(LIST OF TASKS)
**1)** Answer these questions about the skin GVHD passage:
(a) In the Landis and Koch interpretation, what range counts as moderate agreement?
(b) What Spearman ρ is reported between the NIH SGS and the FACT-BMT physical well-being score?
(c) Which variant is called the most severe subtype of cutaneous cGVHD?
**2)** Write out the stretch of the skin GVHD passage from "Correlation With Patient-Reported" through "Physician-Reported Severity Scores.".

(READING PASSAGE)

-------

Interpretation by Landis and Koch11: 0 indicates poor agreement; 0.20 or less, slight; 0.21 to 0.40, fair; 0.41 to 0.60, moderate; 0.61 to 0.80, substantial; and 0.81 to 1.00, near perfect.
Correlation With Patient-Reported Severity
We found a positive correlation between NIH SGS and the patient-reported symptom severity score (Spearman ρ, 0.76; P = .05) (Table 3). The NIH SGS also had a positive correlation with the patient-reported FACT-BMT physical well-being score (Spearman ρ, 0.77; P = .03). Finally, correlation between the NIH SFS and patient-reported FACT-BMT physical well-being score fell short of statistical significance (Spearman ρ, 0.70; P = .06).
Table 3. Correlation Between Patient- and Physician-Reported Severity Scores.
| Severity Score | NIH SGS | NIH SFS | ||
|---|---|---|---|---|
| Spearman ρ | P Value | Spearman ρ | P Value | |
| NIH | ||||
| Global rating | 0.56 | .19 | 0.69 | .08 |
| Symptom severity score | 0.76 | .05 | 0.52 | .24 |
| Chronic GVHD symptom scale (skin) | 0.21 | .62 | 0.28 | .50 |
| FACT-BMT | ||||
| Physical well-being | 0.77 | .03 | 0.70 | .06 |
| Social and familial | −0.51 | .19 | −0.45 | .26 |
| Emotional | 0.45 | .27 | 0.43 | .29 |
| Functional | −0.38 | .35 | −0.13 | .76 |
Abbreviations: FACT-BMT, Functional Assessment of Cancer Therapy–Bone Marrow Transplant; GVHD, graft-vs-host disease; NIH, National Institutes of Health; SFS, skin features score; SGS, skin GVHD score.
Discussion
Chronic GVHD occurs in approximately half of patients who have undergone an allogeneic hematopoietic stem cell transplant, and the skin is a commonly affected organ. The sclerotic variant is the most severe subtype of cutaneous cGVHD, and the most difficult to manage. Patients with sclerotic cGHVD are more likely to have longer courses of immunosuppressive therapy.2 Identifying the appropriate time to institute or reduce immunosuppressive therapy can be challenging. Having a reliable, reproducible measure for grading disease severity and progression or response to therapy will help us improve clinical care and advance research.

-------

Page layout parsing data

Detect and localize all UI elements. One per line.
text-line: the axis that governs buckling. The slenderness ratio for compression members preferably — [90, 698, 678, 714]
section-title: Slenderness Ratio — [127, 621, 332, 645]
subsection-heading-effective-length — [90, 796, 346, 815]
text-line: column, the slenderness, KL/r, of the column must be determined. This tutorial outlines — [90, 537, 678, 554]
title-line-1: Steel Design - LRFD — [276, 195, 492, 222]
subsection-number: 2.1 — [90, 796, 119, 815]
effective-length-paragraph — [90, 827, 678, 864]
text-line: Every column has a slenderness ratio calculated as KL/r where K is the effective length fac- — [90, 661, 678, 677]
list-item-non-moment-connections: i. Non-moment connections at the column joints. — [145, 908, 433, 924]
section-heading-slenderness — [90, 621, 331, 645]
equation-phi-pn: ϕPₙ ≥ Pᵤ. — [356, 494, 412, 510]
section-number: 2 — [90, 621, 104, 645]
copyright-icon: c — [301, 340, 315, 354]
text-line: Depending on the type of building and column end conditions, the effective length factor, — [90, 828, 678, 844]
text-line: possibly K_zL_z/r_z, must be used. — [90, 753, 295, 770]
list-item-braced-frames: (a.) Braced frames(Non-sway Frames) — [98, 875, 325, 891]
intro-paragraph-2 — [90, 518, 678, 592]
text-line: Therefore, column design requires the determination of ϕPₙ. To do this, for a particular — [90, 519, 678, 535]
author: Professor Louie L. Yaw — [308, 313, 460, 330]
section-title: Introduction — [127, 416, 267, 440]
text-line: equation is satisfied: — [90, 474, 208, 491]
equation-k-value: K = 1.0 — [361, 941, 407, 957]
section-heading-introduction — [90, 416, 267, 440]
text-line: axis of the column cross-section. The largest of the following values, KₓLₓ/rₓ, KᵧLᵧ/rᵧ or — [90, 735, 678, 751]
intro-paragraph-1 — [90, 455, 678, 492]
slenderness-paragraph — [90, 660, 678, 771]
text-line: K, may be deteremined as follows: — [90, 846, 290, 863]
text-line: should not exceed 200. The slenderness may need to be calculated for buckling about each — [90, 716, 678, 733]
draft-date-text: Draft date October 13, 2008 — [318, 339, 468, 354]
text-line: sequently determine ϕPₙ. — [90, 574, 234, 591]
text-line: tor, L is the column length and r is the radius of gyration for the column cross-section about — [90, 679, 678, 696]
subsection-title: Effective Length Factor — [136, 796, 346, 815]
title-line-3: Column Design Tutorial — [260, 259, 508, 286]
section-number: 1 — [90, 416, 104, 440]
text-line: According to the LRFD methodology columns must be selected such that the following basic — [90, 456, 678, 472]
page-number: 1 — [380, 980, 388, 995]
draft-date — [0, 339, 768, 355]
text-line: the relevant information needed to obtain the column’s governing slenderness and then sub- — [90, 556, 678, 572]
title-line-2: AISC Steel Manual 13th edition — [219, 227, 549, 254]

-------

(ANSWERS TO THE EXERCISES)
**1)**
(a) 0.41 to 0.60
(b) 0.77 (P = .03)
(c) The sclerotic variant

**2)**
Correlation With Patient-Reported Severity
We found a positive correlation between NIH SGS and the patient-reported symptom severity score (Spearman ρ, 0.76; P = .05) (Table 3). The NIH SGS also had a positive correlation with the patient-reported FACT-BMT physical well-being score (Spearman ρ, 0.77; P = .03). Finally, correlation between the NIH SFS and patient-reported FACT-BMT physical well-being score fell short of statistical significance (Spearman ρ, 0.70; P = .06).
Table 3. Correlation Between Patient- and Physician-Reported Severity Scores.